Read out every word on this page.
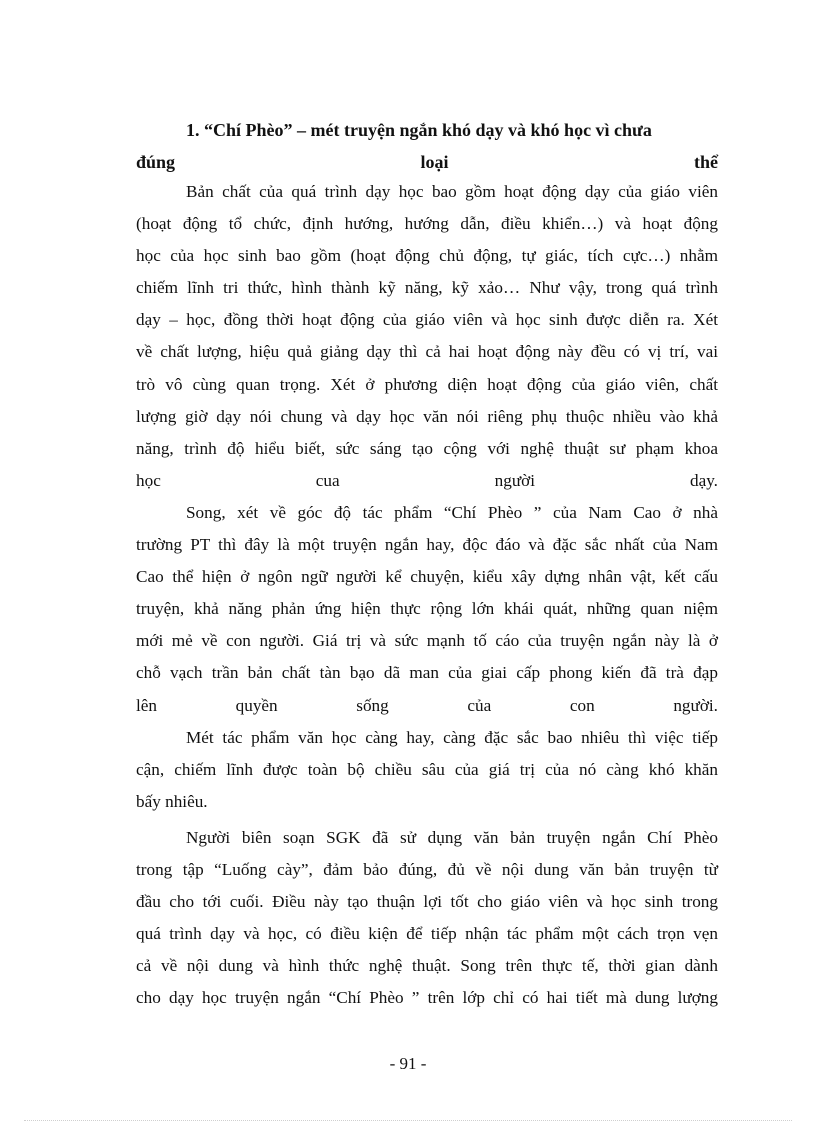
1. “Chí Phèo” – mét truyện ngắn khó dạy và khó học vì chưa
đúng	loại	thể
Bản chất của quá trình dạy học bao gồm hoạt động dạy của giáo viên
(hoạt động tổ chức, định hướng, hướng dẫn, điều khiển…) và hoạt động
học của học sinh bao gồm (hoạt động chủ động, tự giác, tích cực…) nhằm
chiếm lĩnh tri thức, hình thành kỹ năng, kỹ xảo… Như vậy, trong quá trình
dạy – học, đồng thời hoạt động của giáo viên và học sinh được diễn ra. Xét
về chất lượng, hiệu quả giảng dạy thì cả hai hoạt động này đều có vị trí, vai
trò vô cùng quan trọng. Xét ở phương diện hoạt động của giáo viên, chất
lượng giờ dạy nói chung và dạy học văn nói riêng phụ thuộc nhiều vào khả
năng, trình độ hiểu biết, sức sáng tạo cộng với nghệ thuật sư phạm khoa
học	cua	người	dạy.
Song, xét về góc độ tác phẩm “Chí Phèo ” của Nam Cao ở nhà
trường PT thì đây là một truyện ngắn hay, độc đáo và đặc sắc nhất của Nam
Cao thể hiện ở ngôn ngữ người kể chuyện, kiểu xây dựng nhân vật, kết cấu
truyện, khả năng phản ứng hiện thực rộng lớn khái quát, những quan niệm
mới mẻ về con người. Giá trị và sức mạnh tố cáo của truyện ngắn này là ở
chỗ vạch trần bản chất tàn bạo dã man của giai cấp phong kiến đã trà đạp
lên	quyền	sống	của	con	người.
Mét tác phẩm văn học càng hay, càng đặc sắc bao nhiêu thì việc tiếp
cận, chiếm lĩnh được toàn bộ chiều sâu của giá trị của nó càng khó khăn
bấy nhiêu.
Người biên soạn SGK đã sử dụng văn bản truyện ngắn Chí Phèo
trong tập “Luống cày”, đảm bảo đúng, đủ về nội dung văn bản truyện từ
đầu cho tới cuối. Điều này tạo thuận lợi tốt cho giáo viên và học sinh trong
quá trình dạy và học, có điều kiện để tiếp nhận tác phẩm một cách trọn vẹn
cả về nội dung và hình thức nghệ thuật. Song trên thực tế, thời gian dành
cho dạy học truyện ngắn “Chí Phèo ” trên lớp chỉ có hai tiết mà dung lượng
- 91 -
####################
**WORK TO DO:** Drop the images and quote the entries word for word.

**ANSWER TO THIS PROBLEM:**
Read out every word on this page.
1. “Chí Phèo” – mét truyện ngắn khó dạy và khó học vì chưa
đúng	loại	thể
Bản chất của quá trình dạy học bao gồm hoạt động dạy của giáo viên
(hoạt động tổ chức, định hướng, hướng dẫn, điều khiển…) và hoạt động
học của học sinh bao gồm (hoạt động chủ động, tự giác, tích cực…) nhằm
chiếm lĩnh tri thức, hình thành kỹ năng, kỹ xảo… Như vậy, trong quá trình
dạy – học, đồng thời hoạt động của giáo viên và học sinh được diễn ra. Xét
về chất lượng, hiệu quả giảng dạy thì cả hai hoạt động này đều có vị trí, vai
trò vô cùng quan trọng. Xét ở phương diện hoạt động của giáo viên, chất
lượng giờ dạy nói chung và dạy học văn nói riêng phụ thuộc nhiều vào khả
năng, trình độ hiểu biết, sức sáng tạo cộng với nghệ thuật sư phạm khoa
học	cua	người	dạy.
Song, xét về góc độ tác phẩm “Chí Phèo ” của Nam Cao ở nhà
trường PT thì đây là một truyện ngắn hay, độc đáo và đặc sắc nhất của Nam
Cao thể hiện ở ngôn ngữ người kể chuyện, kiểu xây dựng nhân vật, kết cấu
truyện, khả năng phản ứng hiện thực rộng lớn khái quát, những quan niệm
mới mẻ về con người. Giá trị và sức mạnh tố cáo của truyện ngắn này là ở
chỗ vạch trần bản chất tàn bạo dã man của giai cấp phong kiến đã trà đạp
lên	quyền	sống	của	con	người.
Mét tác phẩm văn học càng hay, càng đặc sắc bao nhiêu thì việc tiếp
cận, chiếm lĩnh được toàn bộ chiều sâu của giá trị của nó càng khó khăn
bấy nhiêu.
Người biên soạn SGK đã sử dụng văn bản truyện ngắn Chí Phèo
trong tập “Luống cày”, đảm bảo đúng, đủ về nội dung văn bản truyện từ
đầu cho tới cuối. Điều này tạo thuận lợi tốt cho giáo viên và học sinh trong
quá trình dạy và học, có điều kiện để tiếp nhận tác phẩm một cách trọn vẹn
cả về nội dung và hình thức nghệ thuật. Song trên thực tế, thời gian dành
cho dạy học truyện ngắn “Chí Phèo ” trên lớp chỉ có hai tiết mà dung lượng
- 91 -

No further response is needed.